**What is required**
Please find all lines in the data that hold the string "Science" and copy them.

**Material**
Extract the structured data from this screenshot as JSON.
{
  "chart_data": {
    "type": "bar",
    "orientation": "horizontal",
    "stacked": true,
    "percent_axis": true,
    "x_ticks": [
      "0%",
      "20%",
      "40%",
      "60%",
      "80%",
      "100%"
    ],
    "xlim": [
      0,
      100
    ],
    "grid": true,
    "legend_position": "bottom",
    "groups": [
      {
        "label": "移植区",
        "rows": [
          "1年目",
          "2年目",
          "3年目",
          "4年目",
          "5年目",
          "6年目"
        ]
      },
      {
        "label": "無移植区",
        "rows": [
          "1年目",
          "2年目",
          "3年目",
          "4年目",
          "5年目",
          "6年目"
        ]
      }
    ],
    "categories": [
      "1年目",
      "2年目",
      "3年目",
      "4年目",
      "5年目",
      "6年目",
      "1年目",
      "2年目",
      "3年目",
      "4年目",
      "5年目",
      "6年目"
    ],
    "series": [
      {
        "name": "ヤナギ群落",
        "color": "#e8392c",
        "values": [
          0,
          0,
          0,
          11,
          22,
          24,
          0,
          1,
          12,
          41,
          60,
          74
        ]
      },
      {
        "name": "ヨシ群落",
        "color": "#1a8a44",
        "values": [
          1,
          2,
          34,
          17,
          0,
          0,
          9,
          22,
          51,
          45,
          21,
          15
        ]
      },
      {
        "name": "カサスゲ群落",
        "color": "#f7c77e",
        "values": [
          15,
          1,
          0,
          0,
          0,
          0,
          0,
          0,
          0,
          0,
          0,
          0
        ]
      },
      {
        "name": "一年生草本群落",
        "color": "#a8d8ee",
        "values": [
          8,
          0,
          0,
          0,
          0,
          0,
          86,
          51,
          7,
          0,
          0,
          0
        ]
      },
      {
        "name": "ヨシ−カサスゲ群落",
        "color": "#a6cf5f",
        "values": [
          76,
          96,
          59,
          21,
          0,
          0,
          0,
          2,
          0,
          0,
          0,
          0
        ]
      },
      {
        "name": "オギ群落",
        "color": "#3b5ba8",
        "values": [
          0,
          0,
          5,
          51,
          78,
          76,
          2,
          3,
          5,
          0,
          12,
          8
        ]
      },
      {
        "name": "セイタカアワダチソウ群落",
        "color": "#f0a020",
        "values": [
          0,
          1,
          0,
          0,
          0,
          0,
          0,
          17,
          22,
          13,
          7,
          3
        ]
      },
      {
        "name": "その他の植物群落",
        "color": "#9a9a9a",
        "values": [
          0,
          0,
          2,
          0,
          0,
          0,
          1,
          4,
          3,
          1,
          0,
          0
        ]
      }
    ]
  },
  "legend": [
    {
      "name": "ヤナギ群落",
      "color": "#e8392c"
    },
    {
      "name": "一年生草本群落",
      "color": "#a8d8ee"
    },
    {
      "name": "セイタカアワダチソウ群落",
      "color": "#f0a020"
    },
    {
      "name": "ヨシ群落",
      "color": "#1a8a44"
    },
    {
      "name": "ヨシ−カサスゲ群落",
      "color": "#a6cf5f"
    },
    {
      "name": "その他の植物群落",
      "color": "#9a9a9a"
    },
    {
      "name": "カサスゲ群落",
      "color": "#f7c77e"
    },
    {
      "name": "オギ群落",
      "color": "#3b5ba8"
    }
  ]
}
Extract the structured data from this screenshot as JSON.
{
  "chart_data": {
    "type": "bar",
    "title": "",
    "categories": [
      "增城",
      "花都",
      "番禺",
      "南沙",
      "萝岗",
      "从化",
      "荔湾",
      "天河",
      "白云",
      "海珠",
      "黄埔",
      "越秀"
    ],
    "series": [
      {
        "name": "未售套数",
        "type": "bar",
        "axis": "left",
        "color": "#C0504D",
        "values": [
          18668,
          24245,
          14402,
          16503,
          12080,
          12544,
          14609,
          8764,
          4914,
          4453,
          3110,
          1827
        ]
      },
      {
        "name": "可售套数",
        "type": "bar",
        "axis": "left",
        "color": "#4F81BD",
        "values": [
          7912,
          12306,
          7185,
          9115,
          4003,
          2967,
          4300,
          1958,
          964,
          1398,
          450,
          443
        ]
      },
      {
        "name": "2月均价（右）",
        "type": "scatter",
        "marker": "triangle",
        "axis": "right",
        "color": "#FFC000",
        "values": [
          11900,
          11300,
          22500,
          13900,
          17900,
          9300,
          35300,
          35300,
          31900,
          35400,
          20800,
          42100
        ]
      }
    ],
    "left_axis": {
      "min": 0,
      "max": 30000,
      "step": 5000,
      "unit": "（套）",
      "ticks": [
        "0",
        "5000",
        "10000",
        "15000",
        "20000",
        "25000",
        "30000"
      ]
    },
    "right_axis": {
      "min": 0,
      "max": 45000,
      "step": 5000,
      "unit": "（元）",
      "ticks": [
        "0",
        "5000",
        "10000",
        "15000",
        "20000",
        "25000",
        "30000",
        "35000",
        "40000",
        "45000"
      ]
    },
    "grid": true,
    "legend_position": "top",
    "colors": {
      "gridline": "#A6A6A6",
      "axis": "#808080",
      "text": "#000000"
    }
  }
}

* * *

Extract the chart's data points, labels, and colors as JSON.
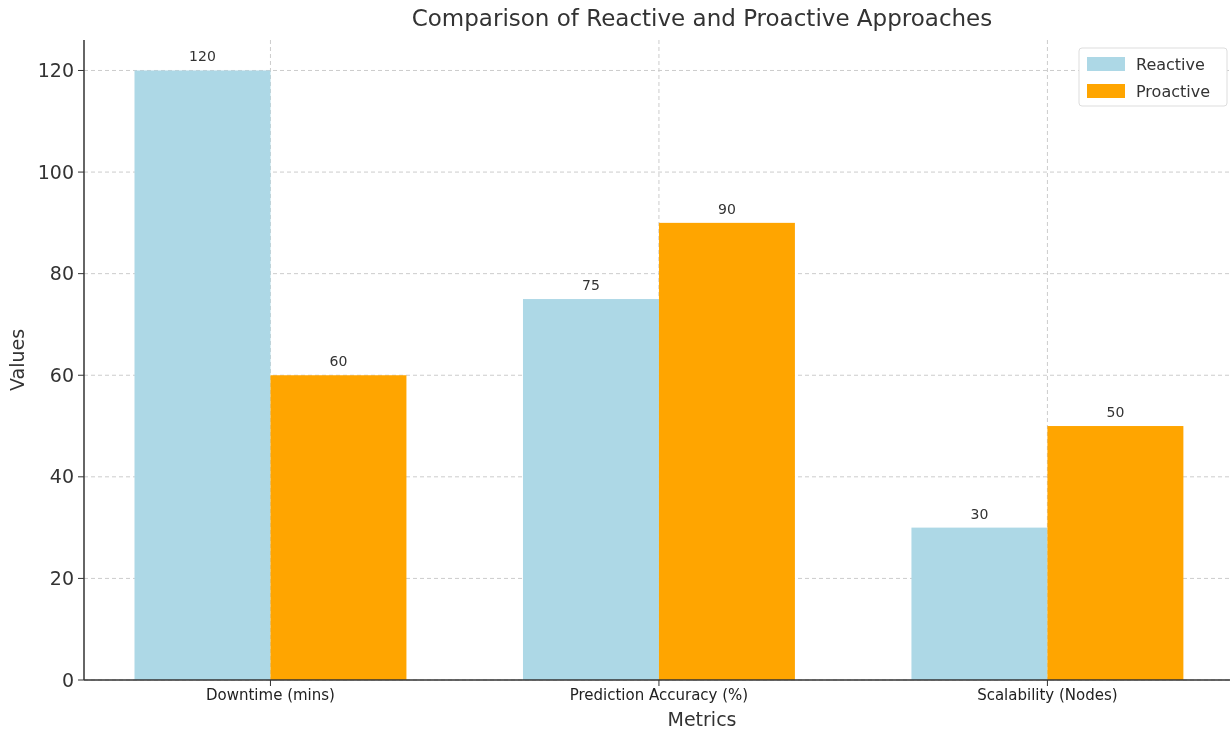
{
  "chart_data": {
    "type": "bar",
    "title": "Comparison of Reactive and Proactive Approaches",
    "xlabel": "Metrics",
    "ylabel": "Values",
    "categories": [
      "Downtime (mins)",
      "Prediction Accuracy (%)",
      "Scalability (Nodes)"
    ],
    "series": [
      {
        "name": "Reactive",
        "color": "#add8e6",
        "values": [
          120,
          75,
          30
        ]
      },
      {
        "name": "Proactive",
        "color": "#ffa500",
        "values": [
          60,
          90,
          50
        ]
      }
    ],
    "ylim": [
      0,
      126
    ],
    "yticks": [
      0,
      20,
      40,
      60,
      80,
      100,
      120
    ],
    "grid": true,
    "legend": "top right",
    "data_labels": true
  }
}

...

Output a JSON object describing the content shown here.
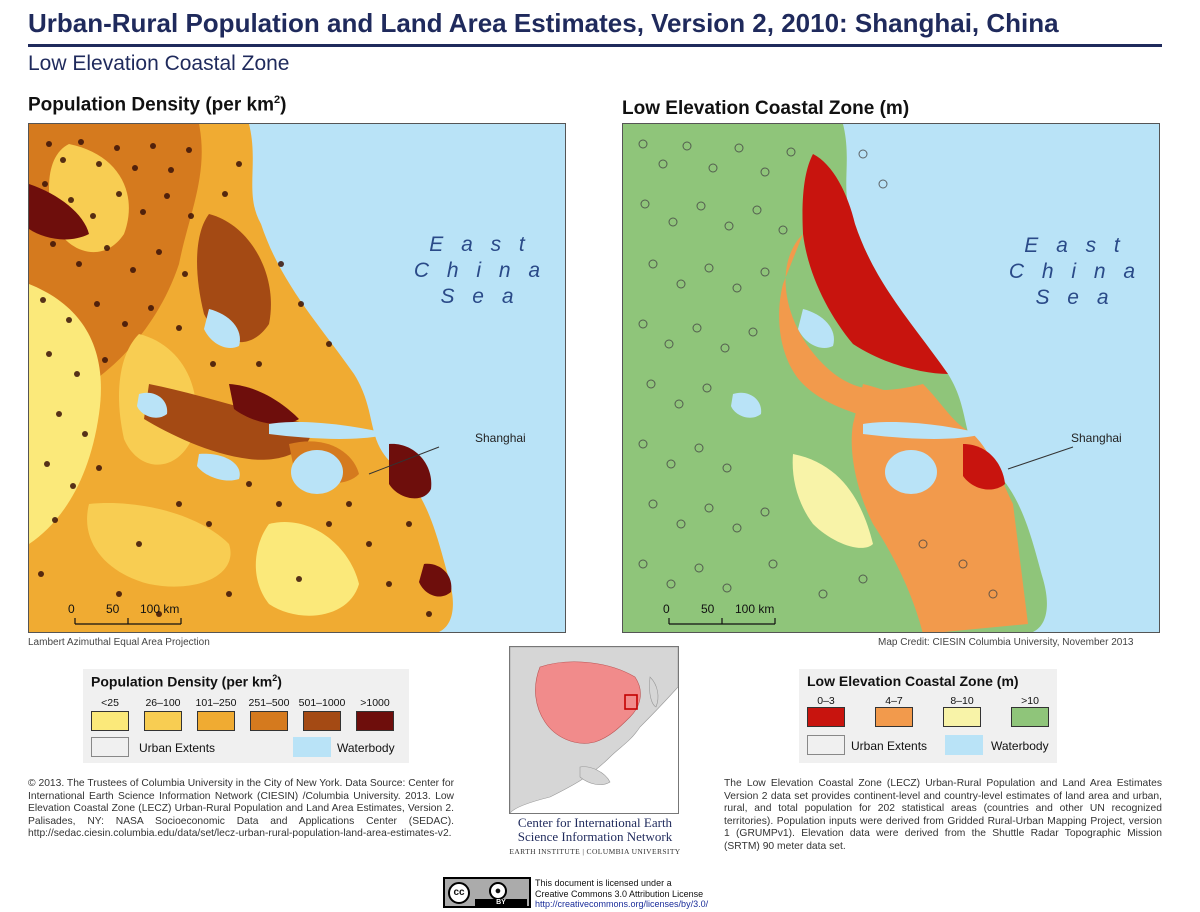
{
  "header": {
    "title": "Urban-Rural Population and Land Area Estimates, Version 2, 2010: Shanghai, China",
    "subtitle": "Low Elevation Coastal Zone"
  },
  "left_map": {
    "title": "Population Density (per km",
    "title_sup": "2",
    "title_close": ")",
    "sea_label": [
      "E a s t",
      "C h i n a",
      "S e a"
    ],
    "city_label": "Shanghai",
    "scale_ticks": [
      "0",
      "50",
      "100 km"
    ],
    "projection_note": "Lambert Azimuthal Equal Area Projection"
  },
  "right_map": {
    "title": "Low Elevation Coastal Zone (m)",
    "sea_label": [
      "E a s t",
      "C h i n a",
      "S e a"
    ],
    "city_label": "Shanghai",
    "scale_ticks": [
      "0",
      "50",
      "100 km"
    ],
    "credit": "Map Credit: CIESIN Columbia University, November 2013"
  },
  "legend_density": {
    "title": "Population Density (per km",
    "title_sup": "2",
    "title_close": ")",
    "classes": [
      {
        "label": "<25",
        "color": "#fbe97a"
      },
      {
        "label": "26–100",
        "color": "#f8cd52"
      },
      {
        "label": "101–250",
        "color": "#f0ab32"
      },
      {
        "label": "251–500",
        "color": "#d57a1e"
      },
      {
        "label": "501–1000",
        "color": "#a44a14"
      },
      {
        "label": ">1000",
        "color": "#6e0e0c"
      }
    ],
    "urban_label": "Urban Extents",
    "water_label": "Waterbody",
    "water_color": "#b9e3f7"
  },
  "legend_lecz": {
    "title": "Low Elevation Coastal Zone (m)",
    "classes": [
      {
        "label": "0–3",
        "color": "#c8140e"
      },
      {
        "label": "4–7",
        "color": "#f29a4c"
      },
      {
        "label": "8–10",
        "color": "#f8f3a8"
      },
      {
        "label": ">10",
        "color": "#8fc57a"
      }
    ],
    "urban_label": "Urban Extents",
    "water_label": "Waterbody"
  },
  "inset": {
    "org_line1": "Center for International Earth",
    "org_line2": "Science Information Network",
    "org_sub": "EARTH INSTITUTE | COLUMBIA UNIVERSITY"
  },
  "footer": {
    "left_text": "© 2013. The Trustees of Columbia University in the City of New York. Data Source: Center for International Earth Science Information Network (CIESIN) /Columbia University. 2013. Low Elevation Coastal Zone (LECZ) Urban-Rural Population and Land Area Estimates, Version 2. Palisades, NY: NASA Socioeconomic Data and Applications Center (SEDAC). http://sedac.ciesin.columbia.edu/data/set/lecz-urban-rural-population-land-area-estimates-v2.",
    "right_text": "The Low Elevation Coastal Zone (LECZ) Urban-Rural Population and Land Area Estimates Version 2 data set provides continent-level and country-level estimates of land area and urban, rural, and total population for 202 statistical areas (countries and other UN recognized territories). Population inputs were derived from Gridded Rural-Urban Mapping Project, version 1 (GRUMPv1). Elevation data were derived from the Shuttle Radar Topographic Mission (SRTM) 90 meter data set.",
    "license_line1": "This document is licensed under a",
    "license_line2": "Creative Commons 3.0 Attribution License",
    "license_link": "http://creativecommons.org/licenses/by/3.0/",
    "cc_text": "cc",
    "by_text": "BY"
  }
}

**The reply**
    "org_line2": "Science Information Network",
    "left_text": "© 2013. The Trustees of Columbia University in the City of New York. Data Source: Center for International Earth Science Information Network (CIESIN) /Columbia University. 2013. Low Elevation Coastal Zone (LECZ) Urban-Rural Population and Land Area Estimates, Version 2. Palisades, NY: NASA Socioeconomic Data and Applications Center (SEDAC). http://sedac.ciesin.columbia.edu/data/set/lecz-urban-rural-population-land-area-estimates-v2.",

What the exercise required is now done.